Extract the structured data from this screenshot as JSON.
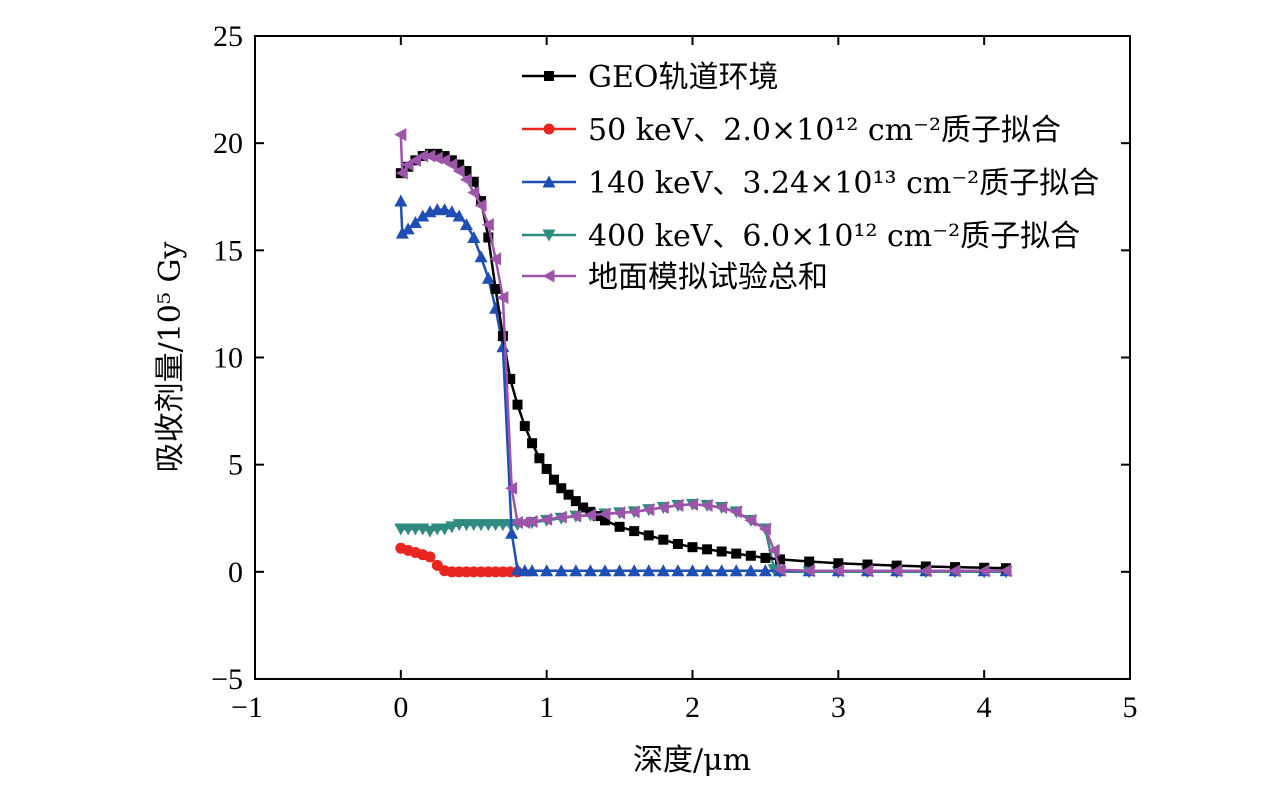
{
  "chart_data": {
    "type": "line",
    "xlabel": "深度/μm",
    "ylabel": "吸收剂量/10⁵ Gy",
    "xlim": [
      -1,
      5
    ],
    "ylim": [
      -5,
      25
    ],
    "xticks": [
      "−1",
      "0",
      "1",
      "2",
      "3",
      "4",
      "5"
    ],
    "yticks": [
      "−5",
      "0",
      "5",
      "10",
      "15",
      "20",
      "25"
    ],
    "legend_position": "top-right",
    "grid": false,
    "series": [
      {
        "name": "GEO轨道环境",
        "color": "#000000",
        "marker": "square",
        "x": [
          0,
          0.05,
          0.1,
          0.15,
          0.2,
          0.25,
          0.3,
          0.35,
          0.4,
          0.45,
          0.5,
          0.55,
          0.6,
          0.65,
          0.7,
          0.75,
          0.8,
          0.85,
          0.9,
          0.95,
          1.0,
          1.05,
          1.1,
          1.15,
          1.2,
          1.25,
          1.3,
          1.35,
          1.4,
          1.5,
          1.6,
          1.7,
          1.8,
          1.9,
          2.0,
          2.1,
          2.2,
          2.3,
          2.4,
          2.5,
          2.6,
          2.8,
          3.0,
          3.2,
          3.4,
          3.6,
          3.8,
          4.0,
          4.15
        ],
        "y": [
          18.6,
          18.9,
          19.2,
          19.4,
          19.5,
          19.5,
          19.4,
          19.2,
          19.0,
          18.7,
          18.2,
          17.3,
          15.6,
          13.2,
          11.0,
          9.0,
          7.8,
          6.8,
          6.0,
          5.3,
          4.8,
          4.3,
          3.9,
          3.6,
          3.3,
          3.0,
          2.8,
          2.6,
          2.4,
          2.1,
          1.9,
          1.7,
          1.5,
          1.3,
          1.15,
          1.05,
          0.95,
          0.85,
          0.75,
          0.65,
          0.58,
          0.48,
          0.4,
          0.34,
          0.29,
          0.25,
          0.22,
          0.19,
          0.17
        ]
      },
      {
        "name": "50 keV、2.0×10¹² cm⁻²质子拟合",
        "color": "#e8251e",
        "marker": "circle",
        "x": [
          0,
          0.05,
          0.1,
          0.15,
          0.2,
          0.25,
          0.3,
          0.35,
          0.4,
          0.45,
          0.5,
          0.55,
          0.6,
          0.65,
          0.7,
          0.75,
          0.8
        ],
        "y": [
          1.1,
          1.0,
          0.9,
          0.8,
          0.7,
          0.3,
          0.05,
          0.0,
          0.0,
          0.0,
          0.0,
          0.0,
          0.0,
          0.0,
          0.0,
          0.0,
          0.0
        ]
      },
      {
        "name": "140 keV、3.24×10¹³ cm⁻²质子拟合",
        "color": "#1f4fb4",
        "marker": "triangle-up",
        "x": [
          0,
          0.01,
          0.05,
          0.1,
          0.15,
          0.2,
          0.25,
          0.3,
          0.35,
          0.4,
          0.45,
          0.5,
          0.55,
          0.6,
          0.65,
          0.7,
          0.76,
          0.8,
          0.85,
          0.9,
          1.0,
          1.1,
          1.2,
          1.3,
          1.4,
          1.5,
          1.6,
          1.7,
          1.8,
          1.9,
          2.0,
          2.1,
          2.2,
          2.3,
          2.4,
          2.5,
          2.6,
          2.8,
          3.0,
          3.2,
          3.4,
          3.6,
          3.8,
          4.0,
          4.15
        ],
        "y": [
          17.3,
          15.8,
          16.0,
          16.3,
          16.6,
          16.8,
          16.9,
          16.9,
          16.8,
          16.6,
          16.2,
          15.6,
          14.7,
          13.7,
          12.3,
          10.5,
          1.8,
          0.1,
          0.05,
          0.05,
          0.05,
          0.05,
          0.05,
          0.05,
          0.05,
          0.05,
          0.05,
          0.05,
          0.05,
          0.05,
          0.05,
          0.05,
          0.05,
          0.05,
          0.05,
          0.05,
          0.05,
          0.05,
          0.05,
          0.05,
          0.05,
          0.05,
          0.05,
          0.05,
          0.05
        ]
      },
      {
        "name": "400 keV、6.0×10¹² cm⁻²质子拟合",
        "color": "#2f8a80",
        "marker": "triangle-down",
        "x": [
          0,
          0.05,
          0.1,
          0.15,
          0.2,
          0.25,
          0.3,
          0.35,
          0.4,
          0.45,
          0.5,
          0.55,
          0.6,
          0.65,
          0.7,
          0.75,
          0.8,
          0.9,
          1.0,
          1.1,
          1.2,
          1.3,
          1.4,
          1.5,
          1.6,
          1.7,
          1.8,
          1.9,
          2.0,
          2.1,
          2.2,
          2.3,
          2.4,
          2.5,
          2.56,
          2.6,
          2.8,
          3.0,
          3.2,
          3.4,
          3.6,
          3.8,
          4.0,
          4.15
        ],
        "y": [
          2.0,
          2.0,
          2.0,
          2.0,
          1.9,
          2.0,
          2.0,
          2.1,
          2.2,
          2.2,
          2.2,
          2.2,
          2.2,
          2.2,
          2.2,
          2.2,
          2.2,
          2.3,
          2.4,
          2.5,
          2.6,
          2.65,
          2.7,
          2.75,
          2.8,
          2.9,
          3.0,
          3.1,
          3.15,
          3.1,
          3.0,
          2.8,
          2.4,
          2.0,
          0.1,
          0.0,
          0.0,
          0.0,
          0.0,
          0.0,
          0.0,
          0.0,
          0.0,
          0.0
        ]
      },
      {
        "name": "地面模拟试验总和",
        "color": "#9c55a8",
        "marker": "triangle-left",
        "x": [
          0,
          0.01,
          0.05,
          0.1,
          0.15,
          0.2,
          0.25,
          0.3,
          0.35,
          0.4,
          0.45,
          0.5,
          0.55,
          0.6,
          0.65,
          0.7,
          0.76,
          0.8,
          0.85,
          0.9,
          1.0,
          1.1,
          1.2,
          1.3,
          1.4,
          1.5,
          1.6,
          1.7,
          1.8,
          1.9,
          2.0,
          2.1,
          2.2,
          2.3,
          2.4,
          2.5,
          2.56,
          2.6,
          2.8,
          3.0,
          3.2,
          3.4,
          3.6,
          3.8,
          4.0,
          4.15
        ],
        "y": [
          20.4,
          18.6,
          19.0,
          19.2,
          19.4,
          19.4,
          19.3,
          19.2,
          19.0,
          18.7,
          18.3,
          17.7,
          17.1,
          16.2,
          14.6,
          12.8,
          3.9,
          2.3,
          2.3,
          2.35,
          2.45,
          2.55,
          2.6,
          2.65,
          2.7,
          2.75,
          2.8,
          2.9,
          3.0,
          3.1,
          3.15,
          3.1,
          3.0,
          2.8,
          2.4,
          2.0,
          1.0,
          0.1,
          0.05,
          0.05,
          0.05,
          0.05,
          0.05,
          0.05,
          0.05,
          0.05
        ]
      }
    ]
  }
}
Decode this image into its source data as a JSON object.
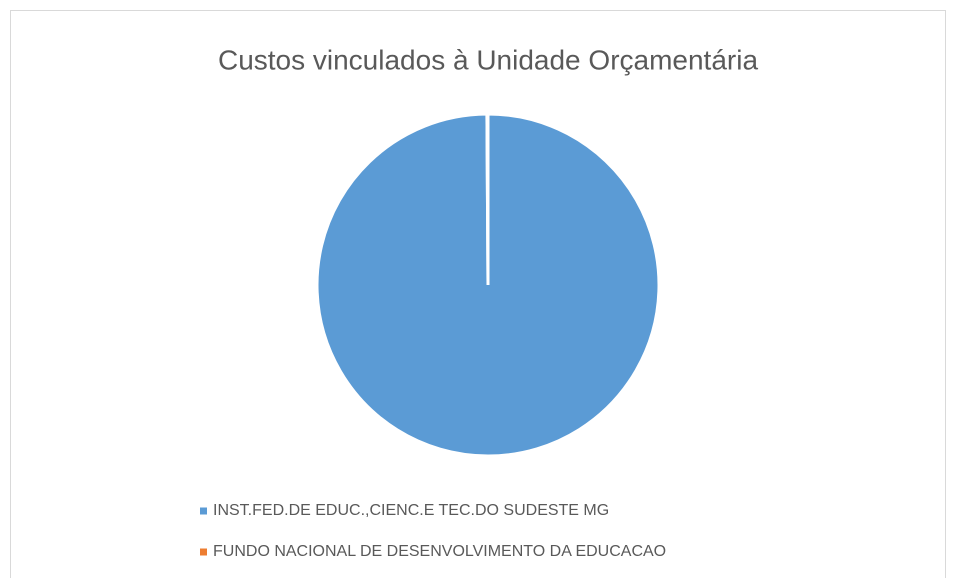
{
  "chart_data": {
    "type": "pie",
    "title": "Custos vinculados à Unidade Orçamentária",
    "categories": [
      "INST.FED.DE EDUC.,CIENC.E TEC.DO SUDESTE MG",
      "FUNDO NACIONAL DE DESENVOLVIMENTO DA EDUCACAO"
    ],
    "values": [
      99.9,
      0.1
    ],
    "colors": [
      "#5b9bd5",
      "#ed7d31"
    ],
    "legend": "bottom"
  }
}
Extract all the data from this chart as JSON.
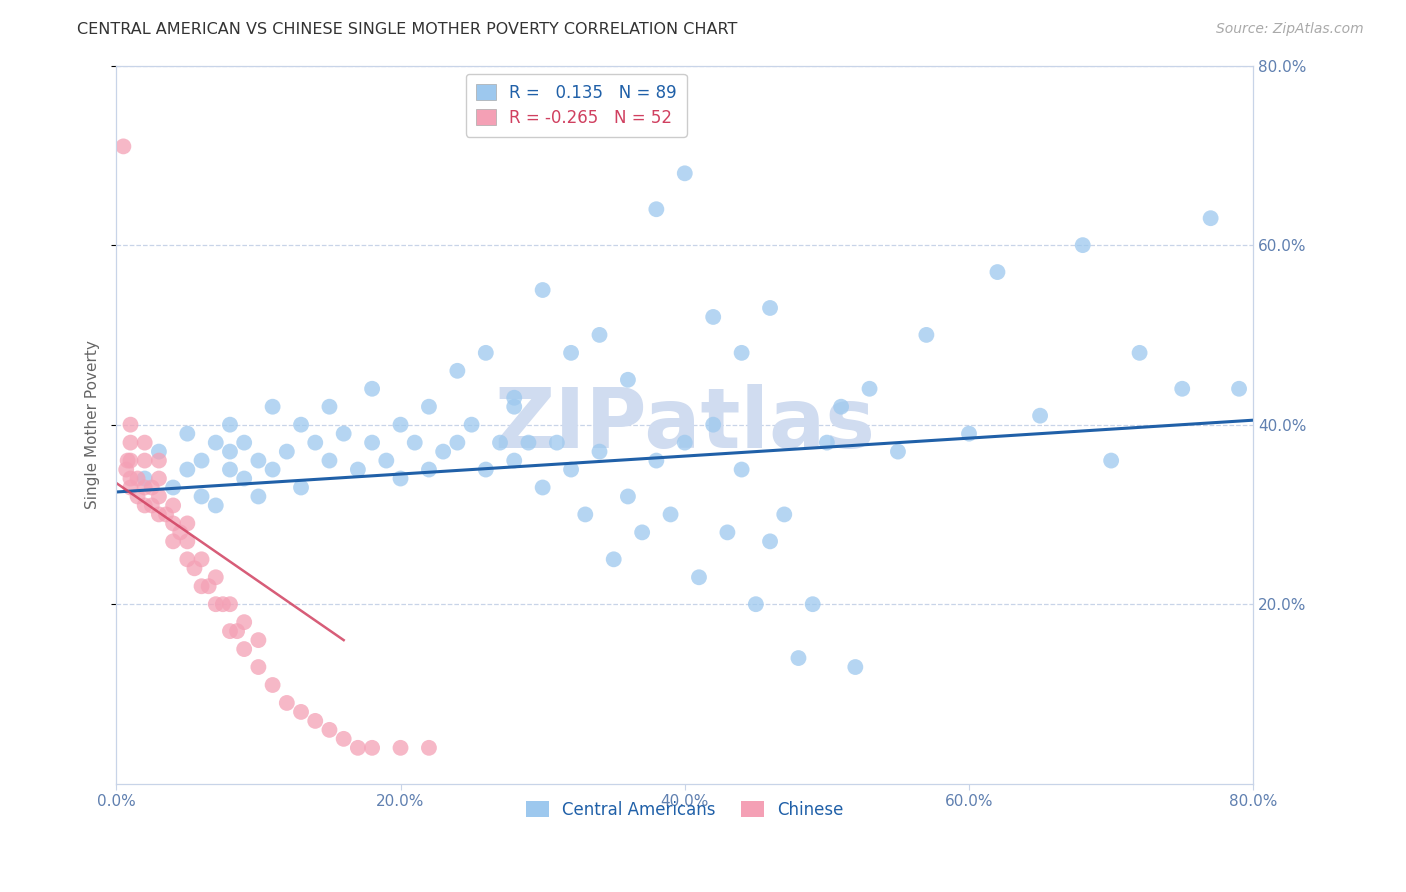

= = = =

» TASK DESCRIPTION:
Quote in full the listing given above; the images are to be left out.

» COMPLETED TASK:
Extract the structured data from this screenshot as JSON.
{
  "chart_data": {
    "type": "line",
    "xlabel": "深度/μm",
    "ylabel": "吸收剂量/10⁵ Gy",
    "xlim": [
      -1,
      5
    ],
    "ylim": [
      -5,
      25
    ],
    "xticks": [
      "−1",
      "0",
      "1",
      "2",
      "3",
      "4",
      "5"
    ],
    "yticks": [
      "−5",
      "0",
      "5",
      "10",
      "15",
      "20",
      "25"
    ],
    "legend_position": "top-right",
    "grid": false,
    "series": [
      {
        "name": "GEO轨道环境",
        "color": "#000000",
        "marker": "square",
        "x": [
          0,
          0.05,
          0.1,
          0.15,
          0.2,
          0.25,
          0.3,
          0.35,
          0.4,
          0.45,
          0.5,
          0.55,
          0.6,
          0.65,
          0.7,
          0.75,
          0.8,
          0.85,
          0.9,
          0.95,
          1.0,
          1.05,
          1.1,
          1.15,
          1.2,
          1.25,
          1.3,
          1.35,
          1.4,
          1.5,
          1.6,
          1.7,
          1.8,
          1.9,
          2.0,
          2.1,
          2.2,
          2.3,
          2.4,
          2.5,
          2.6,
          2.8,
          3.0,
          3.2,
          3.4,
          3.6,
          3.8,
          4.0,
          4.15
        ],
        "y": [
          18.6,
          18.9,
          19.2,
          19.4,
          19.5,
          19.5,
          19.4,
          19.2,
          19.0,
          18.7,
          18.2,
          17.3,
          15.6,
          13.2,
          11.0,
          9.0,
          7.8,
          6.8,
          6.0,
          5.3,
          4.8,
          4.3,
          3.9,
          3.6,
          3.3,
          3.0,
          2.8,
          2.6,
          2.4,
          2.1,
          1.9,
          1.7,
          1.5,
          1.3,
          1.15,
          1.05,
          0.95,
          0.85,
          0.75,
          0.65,
          0.58,
          0.48,
          0.4,
          0.34,
          0.29,
          0.25,
          0.22,
          0.19,
          0.17
        ]
      },
      {
        "name": "50 keV、2.0×10¹² cm⁻²质子拟合",
        "color": "#e8251e",
        "marker": "circle",
        "x": [
          0,
          0.05,
          0.1,
          0.15,
          0.2,
          0.25,
          0.3,
          0.35,
          0.4,
          0.45,
          0.5,
          0.55,
          0.6,
          0.65,
          0.7,
          0.75,
          0.8
        ],
        "y": [
          1.1,
          1.0,
          0.9,
          0.8,
          0.7,
          0.3,
          0.05,
          0.0,
          0.0,
          0.0,
          0.0,
          0.0,
          0.0,
          0.0,
          0.0,
          0.0,
          0.0
        ]
      },
      {
        "name": "140 keV、3.24×10¹³ cm⁻²质子拟合",
        "color": "#1f4fb4",
        "marker": "triangle-up",
        "x": [
          0,
          0.01,
          0.05,
          0.1,
          0.15,
          0.2,
          0.25,
          0.3,
          0.35,
          0.4,
          0.45,
          0.5,
          0.55,
          0.6,
          0.65,
          0.7,
          0.76,
          0.8,
          0.85,
          0.9,
          1.0,
          1.1,
          1.2,
          1.3,
          1.4,
          1.5,
          1.6,
          1.7,
          1.8,
          1.9,
          2.0,
          2.1,
          2.2,
          2.3,
          2.4,
          2.5,
          2.6,
          2.8,
          3.0,
          3.2,
          3.4,
          3.6,
          3.8,
          4.0,
          4.15
        ],
        "y": [
          17.3,
          15.8,
          16.0,
          16.3,
          16.6,
          16.8,
          16.9,
          16.9,
          16.8,
          16.6,
          16.2,
          15.6,
          14.7,
          13.7,
          12.3,
          10.5,
          1.8,
          0.1,
          0.05,
          0.05,
          0.05,
          0.05,
          0.05,
          0.05,
          0.05,
          0.05,
          0.05,
          0.05,
          0.05,
          0.05,
          0.05,
          0.05,
          0.05,
          0.05,
          0.05,
          0.05,
          0.05,
          0.05,
          0.05,
          0.05,
          0.05,
          0.05,
          0.05,
          0.05,
          0.05
        ]
      },
      {
        "name": "400 keV、6.0×10¹² cm⁻²质子拟合",
        "color": "#2f8a80",
        "marker": "triangle-down",
        "x": [
          0,
          0.05,
          0.1,
          0.15,
          0.2,
          0.25,
          0.3,
          0.35,
          0.4,
          0.45,
          0.5,
          0.55,
          0.6,
          0.65,
          0.7,
          0.75,
          0.8,
          0.9,
          1.0,
          1.1,
          1.2,
          1.3,
          1.4,
          1.5,
          1.6,
          1.7,
          1.8,
          1.9,
          2.0,
          2.1,
          2.2,
          2.3,
          2.4,
          2.5,
          2.56,
          2.6,
          2.8,
          3.0,
          3.2,
          3.4,
          3.6,
          3.8,
          4.0,
          4.15
        ],
        "y": [
          2.0,
          2.0,
          2.0,
          2.0,
          1.9,
          2.0,
          2.0,
          2.1,
          2.2,
          2.2,
          2.2,
          2.2,
          2.2,
          2.2,
          2.2,
          2.2,
          2.2,
          2.3,
          2.4,
          2.5,
          2.6,
          2.65,
          2.7,
          2.75,
          2.8,
          2.9,
          3.0,
          3.1,
          3.15,
          3.1,
          3.0,
          2.8,
          2.4,
          2.0,
          0.1,
          0.0,
          0.0,
          0.0,
          0.0,
          0.0,
          0.0,
          0.0,
          0.0,
          0.0
        ]
      },
      {
        "name": "地面模拟试验总和",
        "color": "#9c55a8",
        "marker": "triangle-left",
        "x": [
          0,
          0.01,
          0.05,
          0.1,
          0.15,
          0.2,
          0.25,
          0.3,
          0.35,
          0.4,
          0.45,
          0.5,
          0.55,
          0.6,
          0.65,
          0.7,
          0.76,
          0.8,
          0.85,
          0.9,
          1.0,
          1.1,
          1.2,
          1.3,
          1.4,
          1.5,
          1.6,
          1.7,
          1.8,
          1.9,
          2.0,
          2.1,
          2.2,
          2.3,
          2.4,
          2.5,
          2.56,
          2.6,
          2.8,
          3.0,
          3.2,
          3.4,
          3.6,
          3.8,
          4.0,
          4.15
        ],
        "y": [
          20.4,
          18.6,
          19.0,
          19.2,
          19.4,
          19.4,
          19.3,
          19.2,
          19.0,
          18.7,
          18.3,
          17.7,
          17.1,
          16.2,
          14.6,
          12.8,
          3.9,
          2.3,
          2.3,
          2.35,
          2.45,
          2.55,
          2.6,
          2.65,
          2.7,
          2.75,
          2.8,
          2.9,
          3.0,
          3.1,
          3.15,
          3.1,
          3.0,
          2.8,
          2.4,
          2.0,
          1.0,
          0.1,
          0.05,
          0.05,
          0.05,
          0.05,
          0.05,
          0.05,
          0.05,
          0.05
        ]
      }
    ]
  }
}
Decode this image into its source data as a JSON object.
{
  "chart_data": {
    "type": "pie",
    "title": "Custos vinculados à Unidade Orçamentária",
    "categories": [
      "INST.FED.DE EDUC.,CIENC.E TEC.DO SUDESTE MG",
      "FUNDO NACIONAL DE DESENVOLVIMENTO DA EDUCACAO"
    ],
    "values": [
      99.9,
      0.1
    ],
    "colors": [
      "#5b9bd5",
      "#ed7d31"
    ],
    "legend": "bottom"
  }
}
Extract all the data from this chart as JSON.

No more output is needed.